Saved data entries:
━━━━━━━━━━
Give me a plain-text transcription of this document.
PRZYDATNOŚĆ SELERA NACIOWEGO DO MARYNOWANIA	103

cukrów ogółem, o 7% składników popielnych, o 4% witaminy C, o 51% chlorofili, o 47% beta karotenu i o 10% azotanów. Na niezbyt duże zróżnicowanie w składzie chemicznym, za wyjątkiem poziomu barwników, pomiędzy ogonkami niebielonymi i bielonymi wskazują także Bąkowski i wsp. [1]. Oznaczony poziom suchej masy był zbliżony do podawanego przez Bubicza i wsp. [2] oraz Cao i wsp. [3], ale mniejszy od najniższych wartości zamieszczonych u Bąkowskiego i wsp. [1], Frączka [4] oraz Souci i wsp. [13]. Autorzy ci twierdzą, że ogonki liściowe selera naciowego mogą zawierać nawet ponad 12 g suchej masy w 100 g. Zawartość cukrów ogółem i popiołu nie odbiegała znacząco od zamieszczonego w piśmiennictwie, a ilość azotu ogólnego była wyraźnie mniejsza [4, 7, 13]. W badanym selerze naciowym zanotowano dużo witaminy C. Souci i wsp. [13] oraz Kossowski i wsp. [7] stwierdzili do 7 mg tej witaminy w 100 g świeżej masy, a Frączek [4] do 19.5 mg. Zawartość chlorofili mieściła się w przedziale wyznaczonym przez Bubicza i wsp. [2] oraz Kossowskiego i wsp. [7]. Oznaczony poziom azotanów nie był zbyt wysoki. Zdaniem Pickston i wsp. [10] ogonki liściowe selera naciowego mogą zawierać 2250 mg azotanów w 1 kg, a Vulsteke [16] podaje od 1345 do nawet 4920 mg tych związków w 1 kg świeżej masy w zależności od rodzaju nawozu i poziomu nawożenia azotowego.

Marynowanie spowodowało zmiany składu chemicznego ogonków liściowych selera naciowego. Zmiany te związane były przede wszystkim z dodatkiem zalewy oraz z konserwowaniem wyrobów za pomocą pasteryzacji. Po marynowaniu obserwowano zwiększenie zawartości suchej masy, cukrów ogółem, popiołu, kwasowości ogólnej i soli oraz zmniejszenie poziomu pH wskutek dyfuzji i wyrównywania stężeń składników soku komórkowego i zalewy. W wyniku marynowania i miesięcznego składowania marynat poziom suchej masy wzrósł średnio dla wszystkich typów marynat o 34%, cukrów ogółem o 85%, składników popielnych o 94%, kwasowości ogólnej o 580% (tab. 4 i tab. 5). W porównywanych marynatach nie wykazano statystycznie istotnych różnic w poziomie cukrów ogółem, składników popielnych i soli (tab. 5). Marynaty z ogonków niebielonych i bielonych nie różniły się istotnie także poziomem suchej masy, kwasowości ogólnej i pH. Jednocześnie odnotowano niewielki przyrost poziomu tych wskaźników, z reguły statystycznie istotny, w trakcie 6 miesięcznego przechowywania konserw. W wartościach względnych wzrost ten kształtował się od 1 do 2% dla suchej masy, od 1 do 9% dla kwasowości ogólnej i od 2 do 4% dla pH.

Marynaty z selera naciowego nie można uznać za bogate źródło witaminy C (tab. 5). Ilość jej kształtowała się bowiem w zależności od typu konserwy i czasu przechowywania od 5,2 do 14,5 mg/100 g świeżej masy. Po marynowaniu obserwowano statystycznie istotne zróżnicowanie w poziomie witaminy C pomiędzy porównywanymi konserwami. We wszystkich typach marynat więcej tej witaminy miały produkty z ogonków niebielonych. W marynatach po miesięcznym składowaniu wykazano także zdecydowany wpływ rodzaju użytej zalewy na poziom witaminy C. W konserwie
━━━━━━━━━━
◆ Work instructions
Output each record exactly, leaving nothing out.

◆ Response to the task
Give me a plain-text transcription of this document.
PRZYDATNOŚĆ SELERA NACIOWEGO DO MARYNOWANIA	103

cukrów ogółem, o 7% składników popielnych, o 4% witaminy C, o 51% chlorofili, o 47% beta karotenu i o 10% azotanów. Na niezbyt duże zróżnicowanie w składzie chemicznym, za wyjątkiem poziomu barwników, pomiędzy ogonkami niebielonymi i bielonymi wskazują także Bąkowski i wsp. [1]. Oznaczony poziom suchej masy był zbliżony do podawanego przez Bubicza i wsp. [2] oraz Cao i wsp. [3], ale mniejszy od najniższych wartości zamieszczonych u Bąkowskiego i wsp. [1], Frączka [4] oraz Souci i wsp. [13]. Autorzy ci twierdzą, że ogonki liściowe selera naciowego mogą zawierać nawet ponad 12 g suchej masy w 100 g. Zawartość cukrów ogółem i popiołu nie odbiegała znacząco od zamieszczonego w piśmiennictwie, a ilość azotu ogólnego była wyraźnie mniejsza [4, 7, 13]. W badanym selerze naciowym zanotowano dużo witaminy C. Souci i wsp. [13] oraz Kossowski i wsp. [7] stwierdzili do 7 mg tej witaminy w 100 g świeżej masy, a Frączek [4] do 19.5 mg. Zawartość chlorofili mieściła się w przedziale wyznaczonym przez Bubicza i wsp. [2] oraz Kossowskiego i wsp. [7]. Oznaczony poziom azotanów nie był zbyt wysoki. Zdaniem Pickston i wsp. [10] ogonki liściowe selera naciowego mogą zawierać 2250 mg azotanów w 1 kg, a Vulsteke [16] podaje od 1345 do nawet 4920 mg tych związków w 1 kg świeżej masy w zależności od rodzaju nawozu i poziomu nawożenia azotowego.

Marynowanie spowodowało zmiany składu chemicznego ogonków liściowych selera naciowego. Zmiany te związane były przede wszystkim z dodatkiem zalewy oraz z konserwowaniem wyrobów za pomocą pasteryzacji. Po marynowaniu obserwowano zwiększenie zawartości suchej masy, cukrów ogółem, popiołu, kwasowości ogólnej i soli oraz zmniejszenie poziomu pH wskutek dyfuzji i wyrównywania stężeń składników soku komórkowego i zalewy. W wyniku marynowania i miesięcznego składowania marynat poziom suchej masy wzrósł średnio dla wszystkich typów marynat o 34%, cukrów ogółem o 85%, składników popielnych o 94%, kwasowości ogólnej o 580% (tab. 4 i tab. 5). W porównywanych marynatach nie wykazano statystycznie istotnych różnic w poziomie cukrów ogółem, składników popielnych i soli (tab. 5). Marynaty z ogonków niebielonych i bielonych nie różniły się istotnie także poziomem suchej masy, kwasowości ogólnej i pH. Jednocześnie odnotowano niewielki przyrost poziomu tych wskaźników, z reguły statystycznie istotny, w trakcie 6 miesięcznego przechowywania konserw. W wartościach względnych wzrost ten kształtował się od 1 do 2% dla suchej masy, od 1 do 9% dla kwasowości ogólnej i od 2 do 4% dla pH.

Marynaty z selera naciowego nie można uznać za bogate źródło witaminy C (tab. 5). Ilość jej kształtowała się bowiem w zależności od typu konserwy i czasu przechowywania od 5,2 do 14,5 mg/100 g świeżej masy. Po marynowaniu obserwowano statystycznie istotne zróżnicowanie w poziomie witaminy C pomiędzy porównywanymi konserwami. We wszystkich typach marynat więcej tej witaminy miały produkty z ogonków niebielonych. W marynatach po miesięcznym składowaniu wykazano także zdecydowany wpływ rodzaju użytej zalewy na poziom witaminy C. W konserwie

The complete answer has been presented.